Your instructions ::
Identify every line in the records below that contains the word "approx", and copy each of those lines.
+ + +
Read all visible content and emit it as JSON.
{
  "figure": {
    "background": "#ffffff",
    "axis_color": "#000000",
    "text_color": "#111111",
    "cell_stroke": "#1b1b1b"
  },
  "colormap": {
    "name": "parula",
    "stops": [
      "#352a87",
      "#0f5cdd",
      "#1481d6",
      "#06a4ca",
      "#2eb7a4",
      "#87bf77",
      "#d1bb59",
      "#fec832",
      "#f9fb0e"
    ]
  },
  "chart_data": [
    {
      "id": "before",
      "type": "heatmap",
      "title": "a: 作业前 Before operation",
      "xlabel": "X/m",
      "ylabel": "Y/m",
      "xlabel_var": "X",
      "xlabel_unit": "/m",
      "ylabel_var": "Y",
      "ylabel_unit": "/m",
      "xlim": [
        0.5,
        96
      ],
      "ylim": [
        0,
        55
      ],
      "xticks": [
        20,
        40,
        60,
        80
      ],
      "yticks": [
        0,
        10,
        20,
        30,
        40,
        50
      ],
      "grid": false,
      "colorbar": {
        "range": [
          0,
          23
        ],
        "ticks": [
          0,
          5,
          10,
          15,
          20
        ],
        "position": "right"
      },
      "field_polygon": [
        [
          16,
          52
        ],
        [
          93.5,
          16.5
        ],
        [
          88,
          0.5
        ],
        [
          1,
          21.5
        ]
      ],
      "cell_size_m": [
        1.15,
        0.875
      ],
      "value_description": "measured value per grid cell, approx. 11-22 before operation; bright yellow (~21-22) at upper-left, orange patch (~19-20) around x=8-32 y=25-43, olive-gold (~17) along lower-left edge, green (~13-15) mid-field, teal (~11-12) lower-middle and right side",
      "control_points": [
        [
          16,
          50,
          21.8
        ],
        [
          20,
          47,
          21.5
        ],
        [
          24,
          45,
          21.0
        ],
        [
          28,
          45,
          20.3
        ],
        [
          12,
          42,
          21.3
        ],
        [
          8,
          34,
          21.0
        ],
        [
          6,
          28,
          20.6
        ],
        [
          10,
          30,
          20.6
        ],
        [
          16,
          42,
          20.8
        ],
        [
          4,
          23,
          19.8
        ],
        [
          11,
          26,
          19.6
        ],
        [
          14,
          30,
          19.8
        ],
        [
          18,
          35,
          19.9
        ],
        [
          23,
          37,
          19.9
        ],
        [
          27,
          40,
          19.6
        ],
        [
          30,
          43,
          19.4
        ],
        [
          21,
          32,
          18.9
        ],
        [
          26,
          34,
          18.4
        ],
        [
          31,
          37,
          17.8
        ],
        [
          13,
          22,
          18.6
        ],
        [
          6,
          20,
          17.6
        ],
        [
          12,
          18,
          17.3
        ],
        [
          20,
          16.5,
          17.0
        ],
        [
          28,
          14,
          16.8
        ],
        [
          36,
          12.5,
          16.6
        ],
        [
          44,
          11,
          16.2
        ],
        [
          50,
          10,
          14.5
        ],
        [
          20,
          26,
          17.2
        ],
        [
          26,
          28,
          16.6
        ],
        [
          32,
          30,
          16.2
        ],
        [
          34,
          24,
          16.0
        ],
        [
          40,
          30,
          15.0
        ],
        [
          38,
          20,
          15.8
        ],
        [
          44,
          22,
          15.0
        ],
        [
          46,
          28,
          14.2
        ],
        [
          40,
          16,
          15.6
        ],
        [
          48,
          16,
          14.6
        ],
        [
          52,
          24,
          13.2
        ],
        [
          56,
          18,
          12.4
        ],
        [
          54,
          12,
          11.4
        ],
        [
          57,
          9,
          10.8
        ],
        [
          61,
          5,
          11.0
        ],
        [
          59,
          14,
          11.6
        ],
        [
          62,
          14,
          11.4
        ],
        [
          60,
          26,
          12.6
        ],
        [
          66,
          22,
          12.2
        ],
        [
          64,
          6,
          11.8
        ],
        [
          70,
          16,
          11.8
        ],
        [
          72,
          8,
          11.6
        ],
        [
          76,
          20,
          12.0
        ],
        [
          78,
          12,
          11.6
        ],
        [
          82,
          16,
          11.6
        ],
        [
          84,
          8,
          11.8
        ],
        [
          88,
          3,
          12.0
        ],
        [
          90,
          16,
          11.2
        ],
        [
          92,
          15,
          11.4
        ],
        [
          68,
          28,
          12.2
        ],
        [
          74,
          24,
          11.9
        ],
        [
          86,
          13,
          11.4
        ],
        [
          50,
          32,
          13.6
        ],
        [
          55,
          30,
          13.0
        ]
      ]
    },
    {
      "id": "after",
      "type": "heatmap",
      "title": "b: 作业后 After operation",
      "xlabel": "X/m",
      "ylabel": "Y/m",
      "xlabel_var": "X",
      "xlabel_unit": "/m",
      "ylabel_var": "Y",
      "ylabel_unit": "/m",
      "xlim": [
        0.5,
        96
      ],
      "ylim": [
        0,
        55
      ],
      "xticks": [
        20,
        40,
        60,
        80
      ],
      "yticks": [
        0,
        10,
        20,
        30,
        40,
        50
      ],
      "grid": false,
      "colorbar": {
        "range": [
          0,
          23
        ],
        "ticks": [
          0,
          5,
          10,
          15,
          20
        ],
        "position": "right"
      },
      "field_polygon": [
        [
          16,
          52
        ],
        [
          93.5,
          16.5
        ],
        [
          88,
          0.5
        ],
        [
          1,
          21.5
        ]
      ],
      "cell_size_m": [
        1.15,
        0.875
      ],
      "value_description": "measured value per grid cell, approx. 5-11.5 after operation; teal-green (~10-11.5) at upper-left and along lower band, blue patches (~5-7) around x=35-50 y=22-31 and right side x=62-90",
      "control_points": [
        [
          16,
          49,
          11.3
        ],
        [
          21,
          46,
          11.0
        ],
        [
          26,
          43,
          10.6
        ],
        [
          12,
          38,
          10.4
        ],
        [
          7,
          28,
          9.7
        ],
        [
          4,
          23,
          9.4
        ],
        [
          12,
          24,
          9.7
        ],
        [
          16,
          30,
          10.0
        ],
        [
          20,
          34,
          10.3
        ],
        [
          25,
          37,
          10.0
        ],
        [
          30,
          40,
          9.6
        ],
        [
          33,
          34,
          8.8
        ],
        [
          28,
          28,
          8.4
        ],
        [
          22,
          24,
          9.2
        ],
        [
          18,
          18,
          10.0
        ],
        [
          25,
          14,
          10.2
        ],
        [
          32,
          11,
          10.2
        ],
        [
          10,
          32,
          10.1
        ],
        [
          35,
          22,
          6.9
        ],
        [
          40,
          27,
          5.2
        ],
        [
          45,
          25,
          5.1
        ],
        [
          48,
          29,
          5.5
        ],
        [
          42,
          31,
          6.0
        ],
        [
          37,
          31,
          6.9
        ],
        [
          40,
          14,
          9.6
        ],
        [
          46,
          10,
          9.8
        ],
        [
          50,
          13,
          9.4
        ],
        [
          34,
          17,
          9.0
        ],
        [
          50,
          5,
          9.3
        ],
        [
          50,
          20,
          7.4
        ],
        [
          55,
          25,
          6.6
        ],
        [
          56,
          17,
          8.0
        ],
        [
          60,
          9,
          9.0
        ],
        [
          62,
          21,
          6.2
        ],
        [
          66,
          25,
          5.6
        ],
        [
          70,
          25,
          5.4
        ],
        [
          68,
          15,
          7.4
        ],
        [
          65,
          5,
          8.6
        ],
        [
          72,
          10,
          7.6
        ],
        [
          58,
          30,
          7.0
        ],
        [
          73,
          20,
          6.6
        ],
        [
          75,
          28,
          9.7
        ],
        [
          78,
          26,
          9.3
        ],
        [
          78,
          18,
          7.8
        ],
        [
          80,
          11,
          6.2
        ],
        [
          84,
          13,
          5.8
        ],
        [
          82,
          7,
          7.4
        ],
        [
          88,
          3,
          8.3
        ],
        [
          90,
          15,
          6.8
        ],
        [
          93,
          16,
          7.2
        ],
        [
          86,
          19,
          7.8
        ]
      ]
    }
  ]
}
+ + +
Full answer ::
      "value_description": "measured value per grid cell, approx. 11-22 before operation; bright yellow (~21-22) at upper-left, orange patch (~19-20) around x=8-32 y=25-43, olive-gold (~17) along lower-left edge, green (~13-15) mid-field, teal (~11-12) lower-middle and right side",
      "value_description": "measured value per grid cell, approx. 5-11.5 after operation; teal-green (~10-11.5) at upper-left and along lower band, blue patches (~5-7) around x=35-50 y=22-31 and right side x=62-90",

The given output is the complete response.